EXERCISE DESCRIPTION: Repeat each entry as written, dropping any picture you find.

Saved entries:
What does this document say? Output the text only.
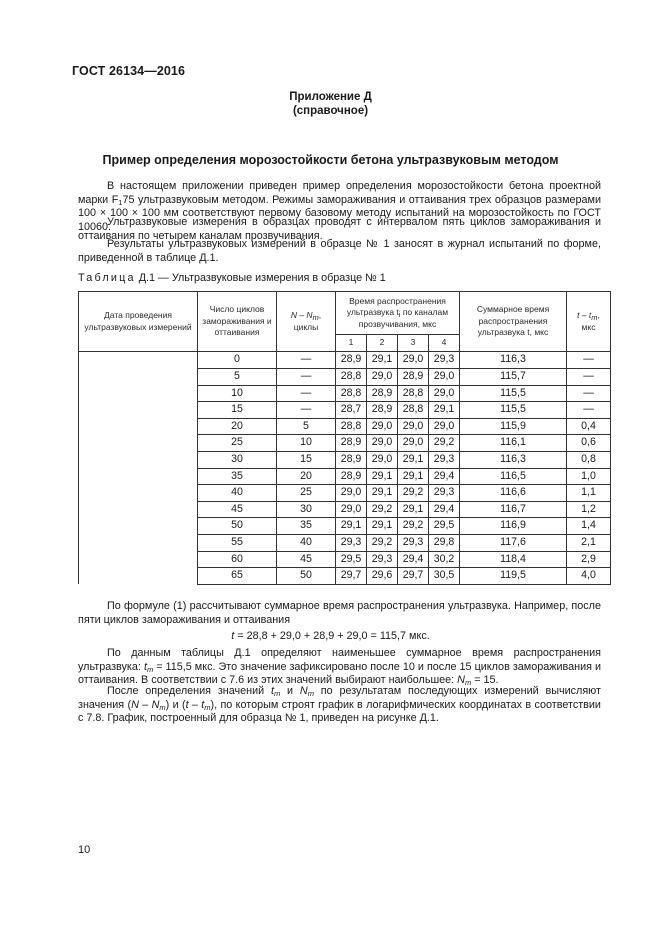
ГОСТ 26134—2016
Приложение Д
(справочное)
Пример определения морозостойкости бетона ультразвуковым методом
В настоящем приложении приведен пример определения морозостойкости бетона проектной марки $F_175$ ультразвуковым методом. Режимы замораживания и оттаивания трех образцов размерами 100 × 100 × 100 мм соответствуют первому базовому методу испытаний на морозостойкость по ГОСТ 10060.
Ультразвуковые измерения в образцах проводят с интервалом пять циклов замораживания и оттаивания по четырем каналам прозвучивания.
Результаты ультразвуковых измерений в образце № 1 заносят в журнал испытаний по форме, приведенной в таблице Д.1.
Таблица Д.1 — Ультразвуковые измерения в образце № 1
Дата проведения ультразвуковых измерений	Число циклов замораживания и оттаивания	N – $N_m$,
циклы	Время распространения ультразвука $t_i$ по каналам прозвучивания, мкс				Суммарное время распространения ультразвука t, мкс	t – $t_m$,
мкс
			1	2	3	4		
	0	—	28,9	29,1	29,0	29,3	116,3	—
	5	—	28,8	29,0	28,9	29,0	115,7	—
	10	—	28,8	28,9	28,8	29,0	115,5	—
	15	—	28,7	28,9	28,8	29,1	115,5	—
	20	5	28,8	29,0	29,0	29,0	115,9	0,4
	25	10	28,9	29,0	29,0	29,2	116,1	0,6
	30	15	28,9	29,0	29,1	29,3	116,3	0,8
	35	20	28,9	29,1	29,1	29,4	116,5	1,0
	40	25	29,0	29,1	29,2	29,3	116,6	1,1
	45	30	29,0	29,2	29,1	29,4	116,7	1,2
	50	35	29,1	29,1	29,2	29,5	116,9	1,4
	55	40	29,3	29,2	29,3	29,8	117,6	2,1
	60	45	29,5	29,3	29,4	30,2	118,4	2,9
	65	50	29,7	29,6	29,7	30,5	119,5	4,0
По формуле (1) рассчитывают суммарное время распространения ультразвука. Например, после пяти циклов замораживания и оттаивания
t = 28,8 + 29,0 + 28,9 + 29,0 = 115,7 мкс.
По данным таблицы Д.1 определяют наименьшее суммарное время распространения ультразвука: $t_m = 115,5$ мкс. Это значение зафиксировано после 10 и после 15 циклов замораживания и оттаивания. В соответствии с 7.6 из этих значений выбирают наибольшее: $N_m = 15$.
После определения значений $t_m$ и $N_m$ по результатам последующих измерений вычисляют значения $(N - N_m)$ и $(t - t_m)$, по которым строят график в логарифмических координатах в соответствии с 7.8. График, построенный для образца № 1, приведен на рисунке Д.1.
10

RESULT OF THE EXERCISE:
What does this document say? Output the text only.
ГОСТ 26134—2016
Приложение Д
(справочное)
Пример определения морозостойкости бетона ультразвуковым методом
В настоящем приложении приведен пример определения морозостойкости бетона проектной марки $F_175$ ультразвуковым методом. Режимы замораживания и оттаивания трех образцов размерами 100 × 100 × 100 мм соответствуют первому базовому методу испытаний на морозостойкость по ГОСТ 10060.
Ультразвуковые измерения в образцах проводят с интервалом пять циклов замораживания и оттаивания по четырем каналам прозвучивания.
Результаты ультразвуковых измерений в образце № 1 заносят в журнал испытаний по форме, приведенной в таблице Д.1.
Таблица Д.1 — Ультразвуковые измерения в образце № 1
Дата проведения ультразвуковых измерений	Число циклов замораживания и оттаивания	N – $N_m$,
циклы	Время распространения ультразвука $t_i$ по каналам прозвучивания, мкс				Суммарное время распространения ультразвука t, мкс	t – $t_m$,
мкс
			1	2	3	4		
	0	—	28,9	29,1	29,0	29,3	116,3	—
	5	—	28,8	29,0	28,9	29,0	115,7	—
	10	—	28,8	28,9	28,8	29,0	115,5	—
	15	—	28,7	28,9	28,8	29,1	115,5	—
	20	5	28,8	29,0	29,0	29,0	115,9	0,4
	25	10	28,9	29,0	29,0	29,2	116,1	0,6
	30	15	28,9	29,0	29,1	29,3	116,3	0,8
	35	20	28,9	29,1	29,1	29,4	116,5	1,0
	40	25	29,0	29,1	29,2	29,3	116,6	1,1
	45	30	29,0	29,2	29,1	29,4	116,7	1,2
	50	35	29,1	29,1	29,2	29,5	116,9	1,4
	55	40	29,3	29,2	29,3	29,8	117,6	2,1
	60	45	29,5	29,3	29,4	30,2	118,4	2,9
	65	50	29,7	29,6	29,7	30,5	119,5	4,0
По формуле (1) рассчитывают суммарное время распространения ультразвука. Например, после пяти циклов замораживания и оттаивания
t = 28,8 + 29,0 + 28,9 + 29,0 = 115,7 мкс.
По данным таблицы Д.1 определяют наименьшее суммарное время распространения ультразвука: $t_m = 115,5$ мкс. Это значение зафиксировано после 10 и после 15 циклов замораживания и оттаивания. В соответствии с 7.6 из этих значений выбирают наибольшее: $N_m = 15$.
После определения значений $t_m$ и $N_m$ по результатам последующих измерений вычисляют значения $(N - N_m)$ и $(t - t_m)$, по которым строят график в логарифмических координатах в соответствии с 7.8. График, построенный для образца № 1, приведен на рисунке Д.1.
10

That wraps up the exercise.